→ **Your objective**
Give the number of lines that contain the string "from", and nothing else.

→ **Material shown**
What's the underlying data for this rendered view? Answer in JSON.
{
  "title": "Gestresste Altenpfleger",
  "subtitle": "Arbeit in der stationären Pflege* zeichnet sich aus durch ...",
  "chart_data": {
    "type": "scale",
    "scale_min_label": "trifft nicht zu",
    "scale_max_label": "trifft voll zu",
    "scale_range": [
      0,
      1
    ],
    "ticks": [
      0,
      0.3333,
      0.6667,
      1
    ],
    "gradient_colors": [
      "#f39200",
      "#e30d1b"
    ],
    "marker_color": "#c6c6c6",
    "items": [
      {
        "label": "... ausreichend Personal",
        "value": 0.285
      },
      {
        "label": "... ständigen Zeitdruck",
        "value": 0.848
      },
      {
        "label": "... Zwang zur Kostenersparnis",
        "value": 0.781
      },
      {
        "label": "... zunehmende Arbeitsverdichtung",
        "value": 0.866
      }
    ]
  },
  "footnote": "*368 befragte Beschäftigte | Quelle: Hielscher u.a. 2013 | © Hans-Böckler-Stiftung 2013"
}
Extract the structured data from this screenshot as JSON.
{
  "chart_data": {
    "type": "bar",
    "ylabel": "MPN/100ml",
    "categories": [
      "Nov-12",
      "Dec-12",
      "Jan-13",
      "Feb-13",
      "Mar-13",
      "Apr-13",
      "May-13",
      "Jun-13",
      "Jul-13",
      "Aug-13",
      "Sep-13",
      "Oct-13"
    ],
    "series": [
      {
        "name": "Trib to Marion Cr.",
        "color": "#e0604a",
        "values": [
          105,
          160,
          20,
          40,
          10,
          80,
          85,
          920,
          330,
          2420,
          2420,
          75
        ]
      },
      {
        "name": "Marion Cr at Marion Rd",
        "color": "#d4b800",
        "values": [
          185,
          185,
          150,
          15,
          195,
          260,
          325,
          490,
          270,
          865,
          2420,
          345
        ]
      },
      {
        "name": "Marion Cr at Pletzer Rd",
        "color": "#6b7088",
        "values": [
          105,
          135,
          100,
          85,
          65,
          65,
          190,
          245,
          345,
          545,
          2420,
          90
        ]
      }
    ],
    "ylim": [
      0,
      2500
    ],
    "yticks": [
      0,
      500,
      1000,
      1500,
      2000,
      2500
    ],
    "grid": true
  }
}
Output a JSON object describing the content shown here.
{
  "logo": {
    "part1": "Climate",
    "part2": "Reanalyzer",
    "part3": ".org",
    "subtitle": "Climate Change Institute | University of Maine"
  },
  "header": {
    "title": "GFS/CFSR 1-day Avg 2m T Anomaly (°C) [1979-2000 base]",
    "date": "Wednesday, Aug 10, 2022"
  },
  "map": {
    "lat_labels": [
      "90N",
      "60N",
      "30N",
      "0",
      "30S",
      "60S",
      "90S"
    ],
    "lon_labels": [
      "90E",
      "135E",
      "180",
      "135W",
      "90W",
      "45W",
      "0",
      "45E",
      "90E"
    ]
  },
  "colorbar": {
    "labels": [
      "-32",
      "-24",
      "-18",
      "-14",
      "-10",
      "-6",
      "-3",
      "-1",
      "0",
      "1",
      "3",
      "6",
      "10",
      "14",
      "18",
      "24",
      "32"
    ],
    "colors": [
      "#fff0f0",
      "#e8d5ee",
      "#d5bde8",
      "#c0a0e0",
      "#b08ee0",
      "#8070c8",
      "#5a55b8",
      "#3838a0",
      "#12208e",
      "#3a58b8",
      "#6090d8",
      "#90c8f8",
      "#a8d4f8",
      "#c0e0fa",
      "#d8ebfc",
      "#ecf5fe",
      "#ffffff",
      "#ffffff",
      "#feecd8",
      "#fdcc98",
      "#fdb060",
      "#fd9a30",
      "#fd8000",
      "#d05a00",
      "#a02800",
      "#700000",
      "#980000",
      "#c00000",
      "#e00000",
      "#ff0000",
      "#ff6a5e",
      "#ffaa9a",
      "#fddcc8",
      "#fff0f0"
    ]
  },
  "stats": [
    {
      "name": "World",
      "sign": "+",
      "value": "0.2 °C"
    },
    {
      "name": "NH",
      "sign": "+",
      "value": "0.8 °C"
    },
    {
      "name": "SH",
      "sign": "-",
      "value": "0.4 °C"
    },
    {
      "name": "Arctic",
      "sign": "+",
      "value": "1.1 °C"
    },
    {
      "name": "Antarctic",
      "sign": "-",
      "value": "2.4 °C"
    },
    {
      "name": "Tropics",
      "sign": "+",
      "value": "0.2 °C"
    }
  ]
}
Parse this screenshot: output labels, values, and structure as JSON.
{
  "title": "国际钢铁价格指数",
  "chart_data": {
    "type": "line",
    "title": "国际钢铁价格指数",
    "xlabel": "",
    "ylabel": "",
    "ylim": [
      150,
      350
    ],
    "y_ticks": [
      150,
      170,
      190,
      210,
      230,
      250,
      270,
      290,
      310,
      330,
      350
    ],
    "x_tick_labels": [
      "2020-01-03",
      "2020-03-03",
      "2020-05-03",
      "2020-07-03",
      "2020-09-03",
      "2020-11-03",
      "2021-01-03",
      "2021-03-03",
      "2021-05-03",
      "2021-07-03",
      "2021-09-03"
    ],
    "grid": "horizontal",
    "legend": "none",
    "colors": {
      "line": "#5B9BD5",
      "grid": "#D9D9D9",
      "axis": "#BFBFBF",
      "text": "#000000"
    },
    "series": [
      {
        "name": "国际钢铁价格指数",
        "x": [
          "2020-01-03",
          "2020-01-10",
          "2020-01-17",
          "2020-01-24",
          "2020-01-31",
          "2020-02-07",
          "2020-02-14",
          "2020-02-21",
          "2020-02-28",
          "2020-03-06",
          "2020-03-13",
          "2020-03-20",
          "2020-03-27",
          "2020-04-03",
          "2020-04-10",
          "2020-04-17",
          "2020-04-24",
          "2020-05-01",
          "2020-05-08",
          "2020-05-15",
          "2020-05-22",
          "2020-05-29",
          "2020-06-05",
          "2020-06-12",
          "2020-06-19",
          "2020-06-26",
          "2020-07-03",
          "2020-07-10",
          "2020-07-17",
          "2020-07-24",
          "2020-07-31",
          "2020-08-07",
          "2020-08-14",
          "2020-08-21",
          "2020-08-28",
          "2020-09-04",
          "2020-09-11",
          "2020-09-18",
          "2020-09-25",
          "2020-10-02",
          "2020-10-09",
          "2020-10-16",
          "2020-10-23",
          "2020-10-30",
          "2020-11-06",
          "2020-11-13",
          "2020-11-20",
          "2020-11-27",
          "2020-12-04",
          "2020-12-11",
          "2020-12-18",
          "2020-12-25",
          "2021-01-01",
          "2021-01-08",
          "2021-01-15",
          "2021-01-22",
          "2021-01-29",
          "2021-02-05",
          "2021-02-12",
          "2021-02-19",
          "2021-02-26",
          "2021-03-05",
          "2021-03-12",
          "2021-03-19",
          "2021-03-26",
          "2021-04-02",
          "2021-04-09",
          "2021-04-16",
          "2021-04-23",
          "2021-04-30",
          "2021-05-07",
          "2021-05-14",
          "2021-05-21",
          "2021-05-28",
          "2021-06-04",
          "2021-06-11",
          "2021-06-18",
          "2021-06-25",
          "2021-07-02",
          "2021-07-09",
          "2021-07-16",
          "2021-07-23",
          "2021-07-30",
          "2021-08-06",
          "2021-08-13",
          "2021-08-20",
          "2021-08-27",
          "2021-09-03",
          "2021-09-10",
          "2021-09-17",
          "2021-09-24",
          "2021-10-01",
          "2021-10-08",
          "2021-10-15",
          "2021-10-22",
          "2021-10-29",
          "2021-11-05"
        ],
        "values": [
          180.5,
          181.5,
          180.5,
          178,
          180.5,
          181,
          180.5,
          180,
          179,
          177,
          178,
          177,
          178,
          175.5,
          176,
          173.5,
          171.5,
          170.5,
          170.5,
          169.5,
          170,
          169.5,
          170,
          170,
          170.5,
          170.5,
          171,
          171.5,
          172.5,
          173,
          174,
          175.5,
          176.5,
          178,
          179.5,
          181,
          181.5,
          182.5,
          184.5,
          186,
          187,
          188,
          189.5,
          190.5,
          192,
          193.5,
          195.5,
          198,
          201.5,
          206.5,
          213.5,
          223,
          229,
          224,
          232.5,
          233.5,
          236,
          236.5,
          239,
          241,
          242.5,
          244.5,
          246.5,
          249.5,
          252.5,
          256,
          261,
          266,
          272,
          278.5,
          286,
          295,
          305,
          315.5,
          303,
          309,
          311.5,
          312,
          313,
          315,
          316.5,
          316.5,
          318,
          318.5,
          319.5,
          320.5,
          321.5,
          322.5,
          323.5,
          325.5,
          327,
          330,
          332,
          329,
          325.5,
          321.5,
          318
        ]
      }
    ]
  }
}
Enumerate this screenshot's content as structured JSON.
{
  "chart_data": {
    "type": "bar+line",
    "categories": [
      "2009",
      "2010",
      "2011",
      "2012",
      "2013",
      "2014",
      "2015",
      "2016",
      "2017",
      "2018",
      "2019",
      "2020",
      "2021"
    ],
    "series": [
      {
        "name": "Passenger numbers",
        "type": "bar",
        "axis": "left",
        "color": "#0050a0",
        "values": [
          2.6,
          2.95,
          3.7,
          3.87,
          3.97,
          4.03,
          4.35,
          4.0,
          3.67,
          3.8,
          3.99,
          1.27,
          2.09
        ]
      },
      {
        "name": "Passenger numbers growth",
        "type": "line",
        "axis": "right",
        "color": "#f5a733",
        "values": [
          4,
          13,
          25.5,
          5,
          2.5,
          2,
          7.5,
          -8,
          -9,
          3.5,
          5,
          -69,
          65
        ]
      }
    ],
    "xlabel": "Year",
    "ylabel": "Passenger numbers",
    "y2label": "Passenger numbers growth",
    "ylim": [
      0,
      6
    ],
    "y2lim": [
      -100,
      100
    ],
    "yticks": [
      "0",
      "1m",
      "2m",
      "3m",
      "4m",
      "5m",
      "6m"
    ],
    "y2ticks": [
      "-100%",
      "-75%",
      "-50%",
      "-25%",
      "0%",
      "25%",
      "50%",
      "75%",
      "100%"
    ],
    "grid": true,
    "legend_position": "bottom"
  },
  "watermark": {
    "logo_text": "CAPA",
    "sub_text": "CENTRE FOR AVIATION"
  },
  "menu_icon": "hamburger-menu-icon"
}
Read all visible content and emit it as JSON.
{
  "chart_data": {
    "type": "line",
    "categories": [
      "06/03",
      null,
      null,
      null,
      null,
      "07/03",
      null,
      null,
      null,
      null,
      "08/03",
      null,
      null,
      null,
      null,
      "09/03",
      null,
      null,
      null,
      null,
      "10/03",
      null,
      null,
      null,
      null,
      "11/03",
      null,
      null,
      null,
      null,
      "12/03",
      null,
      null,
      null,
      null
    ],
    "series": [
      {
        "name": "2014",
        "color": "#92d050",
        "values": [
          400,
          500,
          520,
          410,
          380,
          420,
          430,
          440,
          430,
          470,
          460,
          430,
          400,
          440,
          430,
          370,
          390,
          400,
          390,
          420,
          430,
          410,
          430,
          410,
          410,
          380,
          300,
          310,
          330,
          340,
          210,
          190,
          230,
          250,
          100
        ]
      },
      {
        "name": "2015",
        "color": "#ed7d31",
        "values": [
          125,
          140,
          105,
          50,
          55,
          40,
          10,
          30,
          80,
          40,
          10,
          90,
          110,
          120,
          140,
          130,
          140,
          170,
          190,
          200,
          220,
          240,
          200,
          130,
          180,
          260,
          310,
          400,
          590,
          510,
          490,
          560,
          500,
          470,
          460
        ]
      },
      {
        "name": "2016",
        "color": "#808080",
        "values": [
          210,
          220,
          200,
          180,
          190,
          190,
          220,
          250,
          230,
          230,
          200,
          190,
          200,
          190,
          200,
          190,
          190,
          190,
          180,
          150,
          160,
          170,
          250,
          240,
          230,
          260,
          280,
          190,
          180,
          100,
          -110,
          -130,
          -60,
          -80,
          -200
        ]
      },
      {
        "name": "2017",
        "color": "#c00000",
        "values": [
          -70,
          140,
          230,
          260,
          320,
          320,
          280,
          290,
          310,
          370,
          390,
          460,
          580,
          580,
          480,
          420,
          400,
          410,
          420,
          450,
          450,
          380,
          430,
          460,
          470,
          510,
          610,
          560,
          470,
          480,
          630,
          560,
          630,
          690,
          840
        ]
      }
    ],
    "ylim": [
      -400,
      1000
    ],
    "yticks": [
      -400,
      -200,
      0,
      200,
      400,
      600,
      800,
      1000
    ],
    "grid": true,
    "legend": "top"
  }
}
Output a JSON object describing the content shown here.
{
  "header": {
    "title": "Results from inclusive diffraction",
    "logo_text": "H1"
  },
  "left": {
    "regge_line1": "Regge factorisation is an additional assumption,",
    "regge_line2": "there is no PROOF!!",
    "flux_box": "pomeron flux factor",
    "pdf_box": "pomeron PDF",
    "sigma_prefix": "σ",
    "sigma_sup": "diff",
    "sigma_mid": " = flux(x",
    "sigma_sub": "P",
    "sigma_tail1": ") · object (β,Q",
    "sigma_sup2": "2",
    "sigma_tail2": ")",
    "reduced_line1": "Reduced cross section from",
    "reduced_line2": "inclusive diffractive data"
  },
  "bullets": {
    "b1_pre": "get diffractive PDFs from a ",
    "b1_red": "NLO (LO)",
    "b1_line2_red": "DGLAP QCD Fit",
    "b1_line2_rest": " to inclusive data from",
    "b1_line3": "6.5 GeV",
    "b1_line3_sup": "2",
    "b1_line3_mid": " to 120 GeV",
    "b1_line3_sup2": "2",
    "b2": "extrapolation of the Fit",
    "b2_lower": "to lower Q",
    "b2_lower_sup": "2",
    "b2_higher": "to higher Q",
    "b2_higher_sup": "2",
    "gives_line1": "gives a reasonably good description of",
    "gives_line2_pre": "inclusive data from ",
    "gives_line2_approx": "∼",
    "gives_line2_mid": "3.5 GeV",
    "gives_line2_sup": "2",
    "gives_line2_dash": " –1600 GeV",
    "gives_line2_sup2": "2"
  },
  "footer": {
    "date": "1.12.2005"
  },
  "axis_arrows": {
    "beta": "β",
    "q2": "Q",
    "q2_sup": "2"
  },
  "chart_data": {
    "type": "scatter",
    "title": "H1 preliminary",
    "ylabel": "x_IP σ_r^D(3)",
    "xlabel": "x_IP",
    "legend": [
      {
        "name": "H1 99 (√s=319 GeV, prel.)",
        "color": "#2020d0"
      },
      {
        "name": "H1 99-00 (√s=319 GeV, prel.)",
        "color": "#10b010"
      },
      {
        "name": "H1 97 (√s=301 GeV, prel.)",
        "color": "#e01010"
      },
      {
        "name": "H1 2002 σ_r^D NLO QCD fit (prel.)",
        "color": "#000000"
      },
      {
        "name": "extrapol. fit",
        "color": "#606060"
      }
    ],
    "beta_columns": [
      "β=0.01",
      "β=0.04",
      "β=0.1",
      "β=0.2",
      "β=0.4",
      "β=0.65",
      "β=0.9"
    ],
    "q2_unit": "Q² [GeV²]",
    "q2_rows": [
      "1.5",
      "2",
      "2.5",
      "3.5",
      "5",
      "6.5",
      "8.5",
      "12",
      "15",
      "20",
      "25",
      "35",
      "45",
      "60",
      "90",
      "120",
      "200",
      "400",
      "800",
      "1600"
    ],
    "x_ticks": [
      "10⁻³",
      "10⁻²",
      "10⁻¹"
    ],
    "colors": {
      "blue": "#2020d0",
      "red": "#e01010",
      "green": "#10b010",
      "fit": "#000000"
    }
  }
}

→ **Solution**
6